TASK
Gather up every line from the entries below that uses the word "Client".

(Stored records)
__________________________________________________

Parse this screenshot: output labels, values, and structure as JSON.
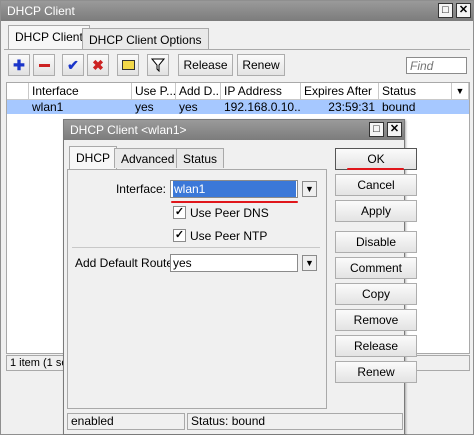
{
  "outer": {
    "title": "DHCP Client",
    "tabs": [
      "DHCP Client",
      "DHCP Client Options"
    ],
    "toolbar": {
      "release_label": "Release",
      "renew_label": "Renew",
      "find_placeholder": "Find"
    },
    "table": {
      "columns": [
        "Interface",
        "Use P...",
        "Add D...",
        "IP Address",
        "Expires After",
        "Status"
      ],
      "rows": [
        {
          "interface": "wlan1",
          "use_peer": "yes",
          "add_default": "yes",
          "ip": "192.168.0.10...",
          "expires": "23:59:31",
          "status": "bound"
        }
      ]
    },
    "status_text": "1 item (1 se"
  },
  "dialog": {
    "title": "DHCP Client <wlan1>",
    "tabs": [
      "DHCP",
      "Advanced",
      "Status"
    ],
    "interface_label": "Interface:",
    "interface_value": "wlan1",
    "use_peer_dns_label": "Use Peer DNS",
    "use_peer_ntp_label": "Use Peer NTP",
    "add_default_route_label": "Add Default Route:",
    "add_default_route_value": "yes",
    "buttons": [
      "OK",
      "Cancel",
      "Apply",
      "Disable",
      "Comment",
      "Copy",
      "Remove",
      "Release",
      "Renew"
    ],
    "status_left": "enabled",
    "status_right": "Status: bound"
  },
  "colors": {
    "titlebar": "#8a8a8a",
    "selection": "#a6c8ff",
    "highlight_field": "#3b78d8",
    "annotation_red": "#e0161b",
    "add_icon": "#1a35c9",
    "remove_icon": "#cc2222"
  }
}
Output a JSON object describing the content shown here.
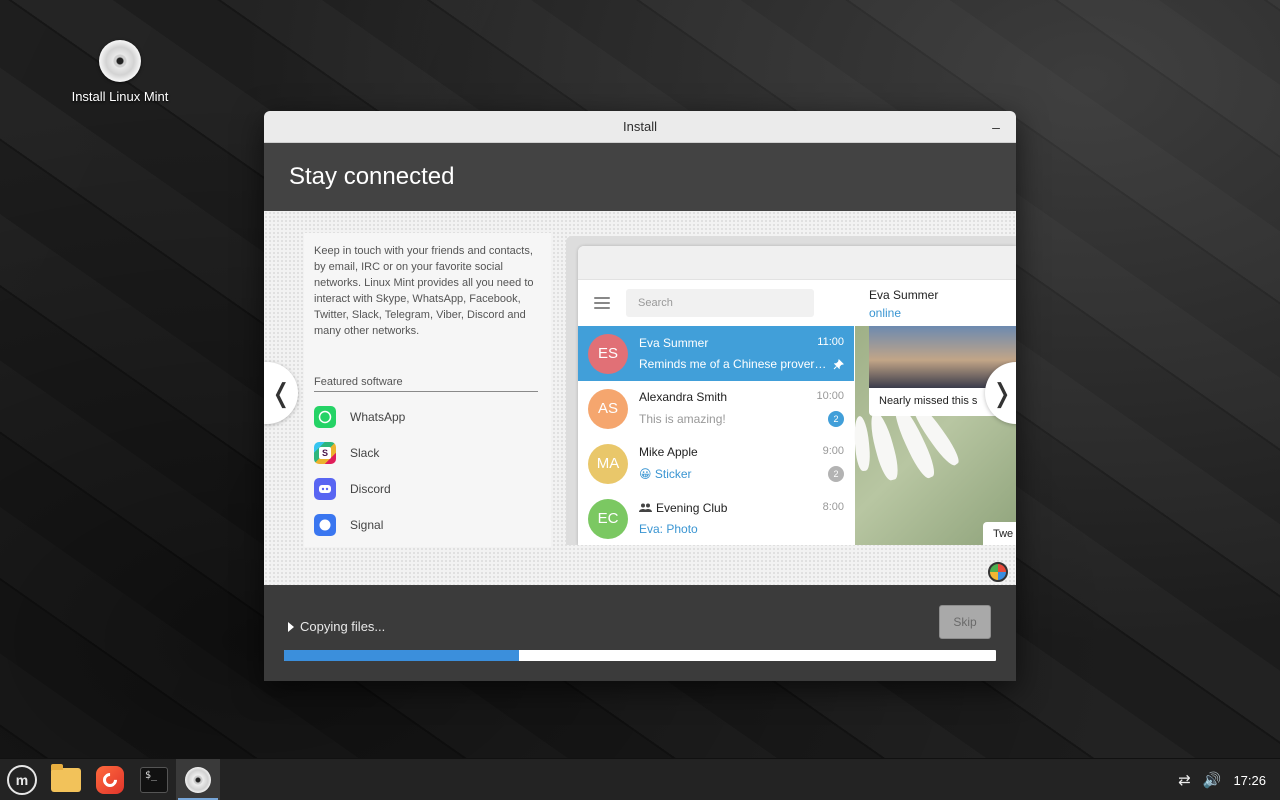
{
  "desktop": {
    "icon_label": "Install Linux Mint"
  },
  "window": {
    "title": "Install",
    "minimize": "–"
  },
  "slide": {
    "title": "Stay connected",
    "description": "Keep in touch with your friends and contacts, by email, IRC or on your favorite social networks. Linux Mint provides all you need to interact with Skype, WhatsApp, Facebook, Twitter, Slack, Telegram, Viber, Discord and many other networks.",
    "featured_title": "Featured software",
    "apps": [
      {
        "label": "WhatsApp",
        "icon": "whatsapp-icon",
        "color": "#25d366"
      },
      {
        "label": "Slack",
        "icon": "slack-icon",
        "color": "#4a154b"
      },
      {
        "label": "Discord",
        "icon": "discord-icon",
        "color": "#5865f2"
      },
      {
        "label": "Signal",
        "icon": "signal-icon",
        "color": "#3a76f0"
      }
    ],
    "prev_arrow": "❬",
    "next_arrow": "❭"
  },
  "telegram": {
    "search_placeholder": "Search",
    "chats": [
      {
        "initials": "ES",
        "name": "Eva Summer",
        "time": "11:00",
        "message": "Reminds me of a Chinese prover…",
        "color": "#e17076",
        "active": true
      },
      {
        "initials": "AS",
        "name": "Alexandra Smith",
        "time": "10:00",
        "message": "This is amazing!",
        "badge": "2",
        "color": "#f5a66e"
      },
      {
        "initials": "MA",
        "name": "Mike Apple",
        "time": "9:00",
        "message": "Sticker",
        "emoji": "😀",
        "badge": "2",
        "color": "#e9c76a"
      },
      {
        "initials": "EC",
        "name": "Evening Club",
        "time": "8:00",
        "message": "Eva: Photo",
        "color": "#7bc862"
      }
    ],
    "conversation": {
      "name": "Eva Summer",
      "status": "online",
      "photo_caption": "Nearly missed this s",
      "bubble_text": "Twe"
    }
  },
  "progress": {
    "status": "Copying files...",
    "skip_label": "Skip",
    "fraction": 0.33
  },
  "taskbar": {
    "clock": "17:26",
    "terminal_prompt": "$_"
  },
  "colors": {
    "accent": "#3b8fdc",
    "active_chat": "#419fd9"
  }
}
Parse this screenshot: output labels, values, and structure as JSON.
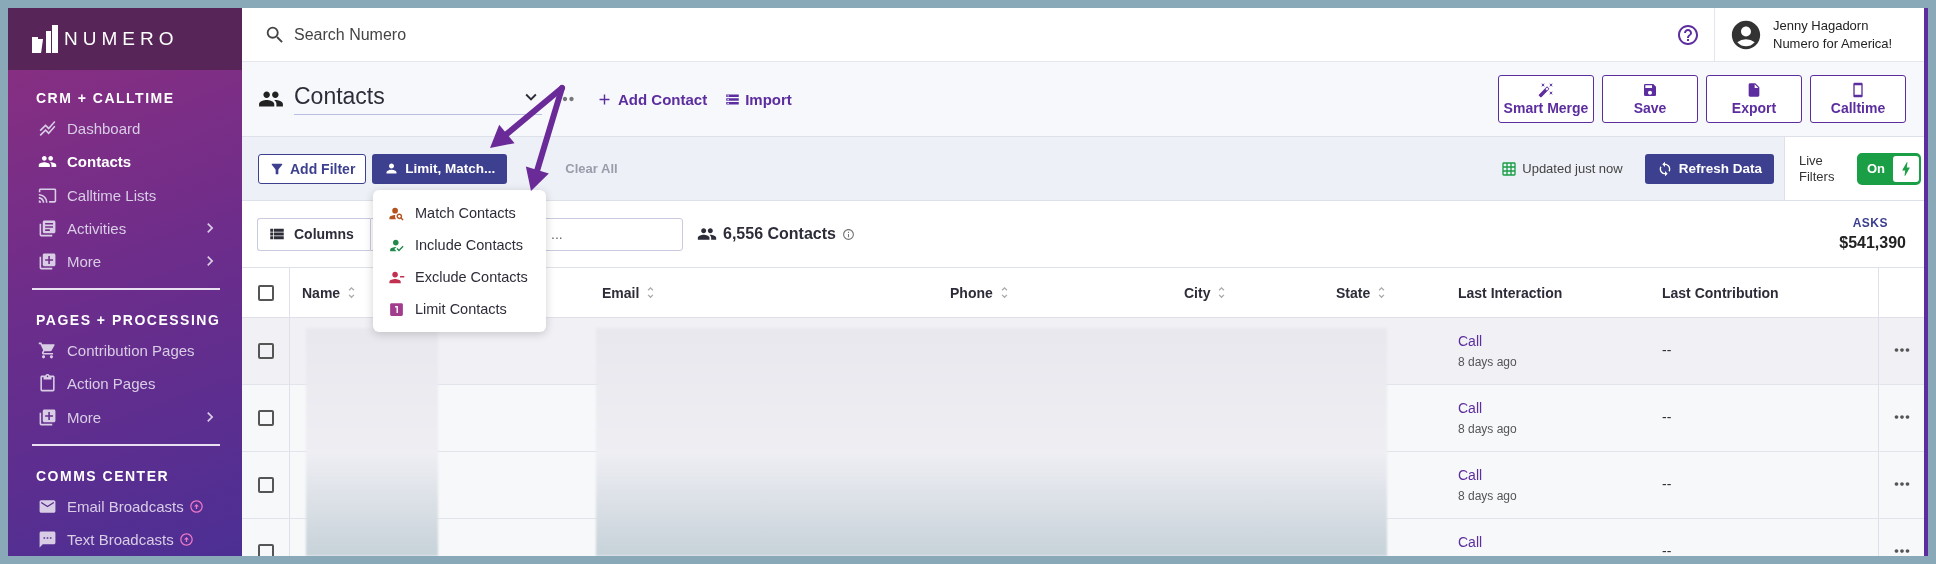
{
  "brand": {
    "name": "NUMERO"
  },
  "sidebar": {
    "sections": [
      {
        "title": "CRM + CALLTIME",
        "items": [
          {
            "label": "Dashboard",
            "selected": false,
            "has_submenu": false,
            "upgrade": false
          },
          {
            "label": "Contacts",
            "selected": true,
            "has_submenu": false,
            "upgrade": false
          },
          {
            "label": "Calltime Lists",
            "selected": false,
            "has_submenu": false,
            "upgrade": false
          },
          {
            "label": "Activities",
            "selected": false,
            "has_submenu": true,
            "upgrade": false
          },
          {
            "label": "More",
            "selected": false,
            "has_submenu": true,
            "upgrade": false
          }
        ]
      },
      {
        "title": "PAGES + PROCESSING",
        "items": [
          {
            "label": "Contribution Pages",
            "selected": false,
            "has_submenu": false,
            "upgrade": false
          },
          {
            "label": "Action Pages",
            "selected": false,
            "has_submenu": false,
            "upgrade": false
          },
          {
            "label": "More",
            "selected": false,
            "has_submenu": true,
            "upgrade": false
          }
        ]
      },
      {
        "title": "COMMS CENTER",
        "items": [
          {
            "label": "Email Broadcasts",
            "selected": false,
            "has_submenu": false,
            "upgrade": true
          },
          {
            "label": "Text Broadcasts",
            "selected": false,
            "has_submenu": false,
            "upgrade": true
          }
        ]
      }
    ]
  },
  "search": {
    "placeholder": "Search Numero"
  },
  "user": {
    "name": "Jenny Hagadorn",
    "org": "Numero for America!"
  },
  "page": {
    "title": "Contacts",
    "add_contact": "Add Contact",
    "import": "Import"
  },
  "header_buttons": [
    "Smart Merge",
    "Save",
    "Export",
    "Calltime"
  ],
  "filter_bar": {
    "add_filter": "Add Filter",
    "limit_match": "Limit, Match...",
    "clear_all": {
      "label": "Clear All",
      "disabled": true
    },
    "updated": "Updated just now",
    "refresh": "Refresh Data",
    "live_filters": {
      "label": "Live Filters",
      "toggle": "On",
      "on": true
    }
  },
  "dropdown_menu": {
    "items": [
      {
        "label": "Match Contacts",
        "color": "#b5501f"
      },
      {
        "label": "Include Contacts",
        "color": "#1f8a4c"
      },
      {
        "label": "Exclude Contacts",
        "color": "#c2304f"
      },
      {
        "label": "Limit Contacts",
        "color": "#a23c8c"
      }
    ]
  },
  "toolbar": {
    "columns": "Columns",
    "search": {
      "placeholder": "..."
    },
    "count": "6,556 Contacts",
    "asks_label": "ASKS",
    "asks_value": "$541,390"
  },
  "table": {
    "header_checked": false,
    "columns": [
      {
        "label": "Name",
        "sortable": true
      },
      {
        "label": "Email",
        "sortable": true
      },
      {
        "label": "Phone",
        "sortable": true
      },
      {
        "label": "City",
        "sortable": true
      },
      {
        "label": "State",
        "sortable": true
      },
      {
        "label": "Last Interaction",
        "sortable": false
      },
      {
        "label": "Last Contribution",
        "sortable": false
      }
    ],
    "rows": [
      {
        "checked": false,
        "last_interaction": "Call",
        "when": "8 days ago",
        "last_contribution": "--"
      },
      {
        "checked": false,
        "last_interaction": "Call",
        "when": "8 days ago",
        "last_contribution": "--"
      },
      {
        "checked": false,
        "last_interaction": "Call",
        "when": "8 days ago",
        "last_contribution": "--"
      },
      {
        "checked": false,
        "last_interaction": "Call",
        "last_contribution": "--"
      }
    ]
  }
}
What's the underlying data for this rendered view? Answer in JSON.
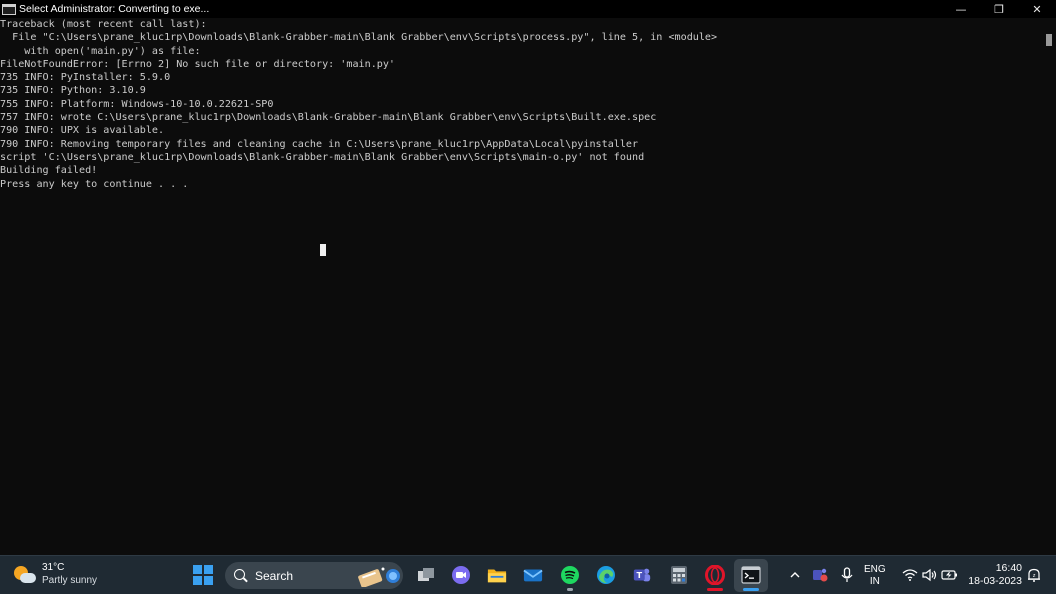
{
  "window": {
    "title": "Select Administrator:  Converting to exe...",
    "minimize_glyph": "—",
    "restore_glyph": "❐",
    "close_glyph": "✕"
  },
  "console": {
    "lines": [
      "Traceback (most recent call last):",
      "  File \"C:\\Users\\prane_kluc1rp\\Downloads\\Blank-Grabber-main\\Blank Grabber\\env\\Scripts\\process.py\", line 5, in <module>",
      "    with open('main.py') as file:",
      "FileNotFoundError: [Errno 2] No such file or directory: 'main.py'",
      "735 INFO: PyInstaller: 5.9.0",
      "735 INFO: Python: 3.10.9",
      "755 INFO: Platform: Windows-10-10.0.22621-SP0",
      "757 INFO: wrote C:\\Users\\prane_kluc1rp\\Downloads\\Blank-Grabber-main\\Blank Grabber\\env\\Scripts\\Built.exe.spec",
      "790 INFO: UPX is available.",
      "790 INFO: Removing temporary files and cleaning cache in C:\\Users\\prane_kluc1rp\\AppData\\Local\\pyinstaller",
      "script 'C:\\Users\\prane_kluc1rp\\Downloads\\Blank-Grabber-main\\Blank Grabber\\env\\Scripts\\main-o.py' not found",
      "Building failed!",
      "Press any key to continue . . ."
    ]
  },
  "taskbar": {
    "weather": {
      "temp": "31°C",
      "condition": "Partly sunny",
      "icon": "partly-sunny-icon"
    },
    "search_label": "Search",
    "apps": [
      {
        "name": "task-view-icon"
      },
      {
        "name": "chat-icon"
      },
      {
        "name": "file-explorer-icon"
      },
      {
        "name": "mail-icon"
      },
      {
        "name": "spotify-icon"
      },
      {
        "name": "edge-icon"
      },
      {
        "name": "teams-icon"
      },
      {
        "name": "calculator-icon"
      },
      {
        "name": "opera-icon"
      },
      {
        "name": "terminal-icon"
      }
    ],
    "tray": {
      "lang_top": "ENG",
      "lang_bottom": "IN",
      "time": "16:40",
      "date": "18-03-2023"
    }
  },
  "colors": {
    "console_bg": "#0c0c0c",
    "console_text": "#cccccc",
    "taskbar_bg": "#1f2a33",
    "accent": "#3aa0f0",
    "spotify": "#1ed760",
    "opera": "#e0152a"
  }
}
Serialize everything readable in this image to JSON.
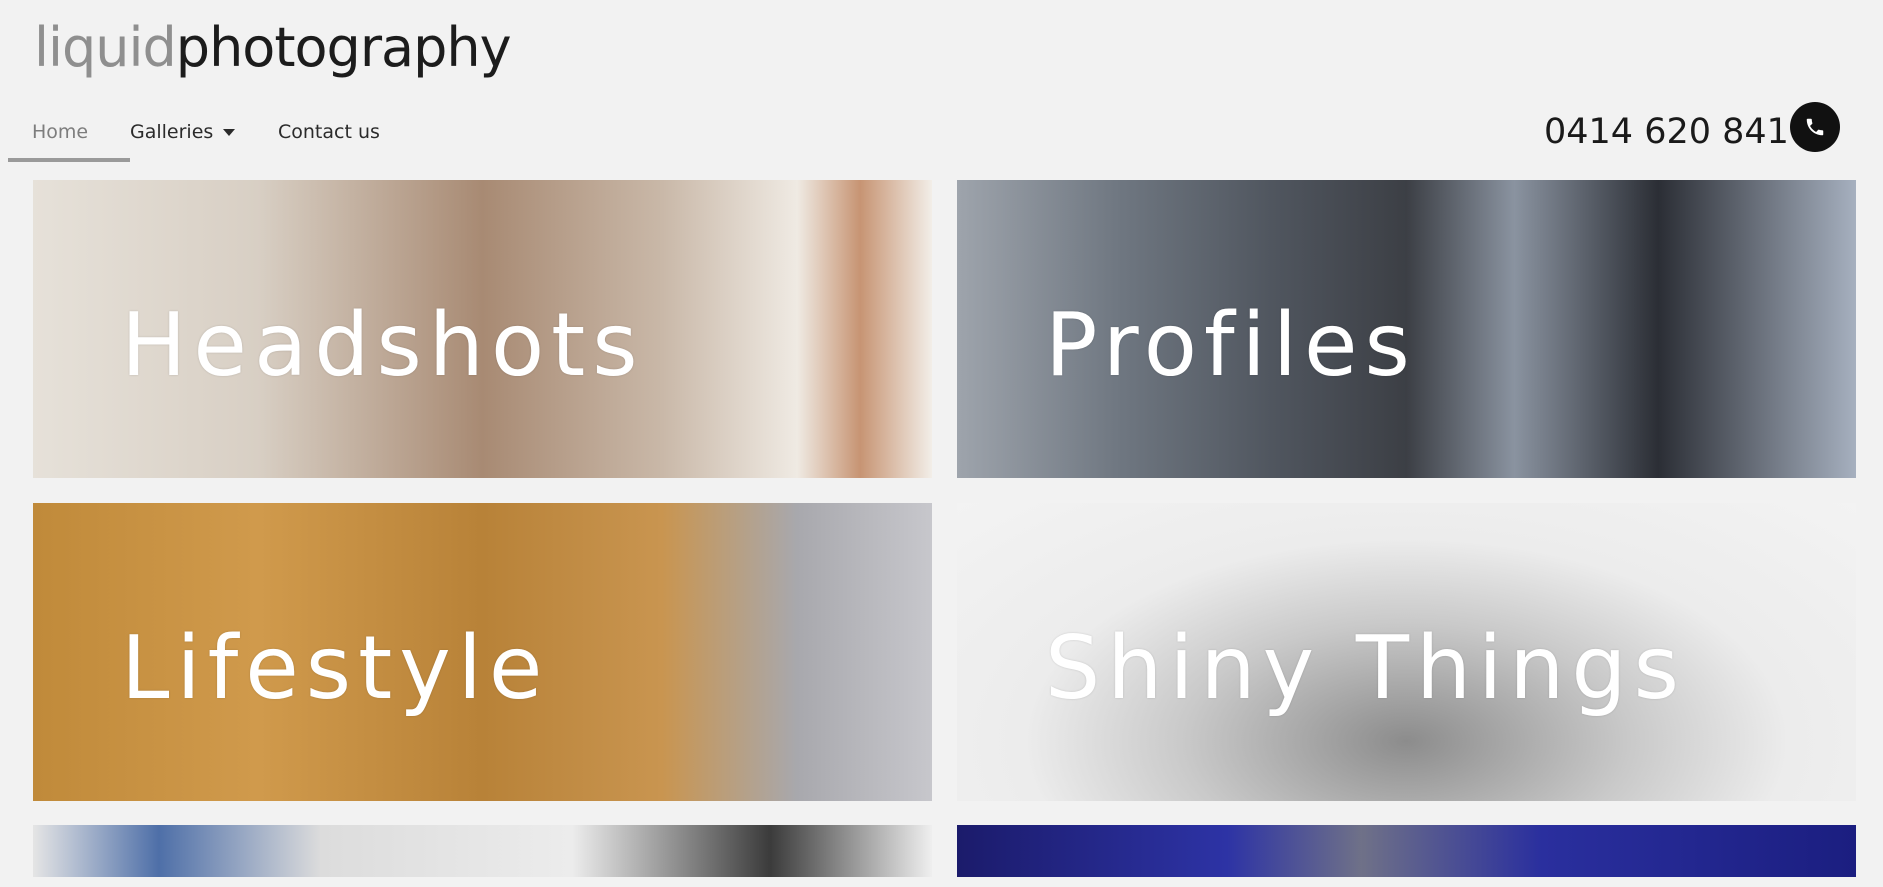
{
  "logo": {
    "part1": "liquid",
    "part2": "photography"
  },
  "nav": {
    "items": [
      {
        "label": "Home",
        "active": true
      },
      {
        "label": "Galleries",
        "active": false,
        "has_dropdown": true
      },
      {
        "label": "Contact us",
        "active": false
      }
    ]
  },
  "header": {
    "phone": "0414 620 841",
    "phone_icon": "phone-icon"
  },
  "tiles": [
    {
      "label": "Headshots"
    },
    {
      "label": "Profiles"
    },
    {
      "label": "Lifestyle"
    },
    {
      "label": "Shiny Things"
    },
    {
      "label": ""
    },
    {
      "label": ""
    }
  ],
  "colors": {
    "background": "#f2f2f2",
    "nav_active": "#7d7d7d",
    "tile_text": "#ffffff",
    "phone_button": "#111111"
  }
}
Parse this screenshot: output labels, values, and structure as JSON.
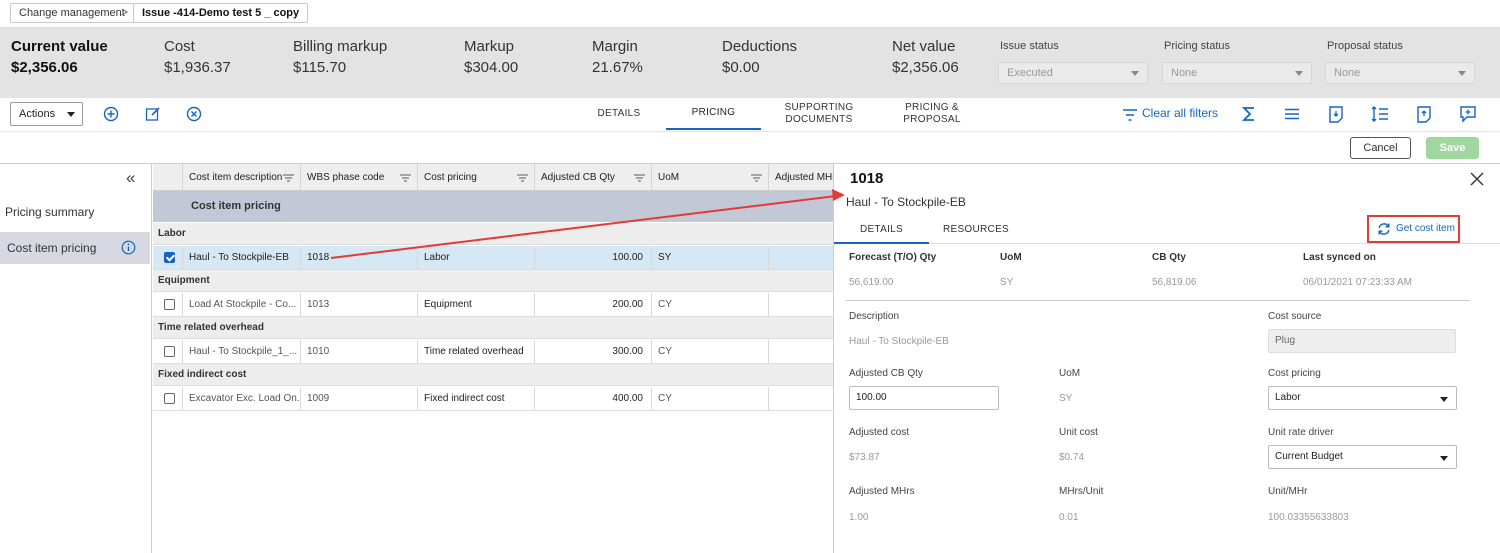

__________________________________________________

RESULT
    "title": "DHCP Client",
      "DHCP Client",
      "DHCP Client Options"
    "title": "DHCP Client <wlan1>",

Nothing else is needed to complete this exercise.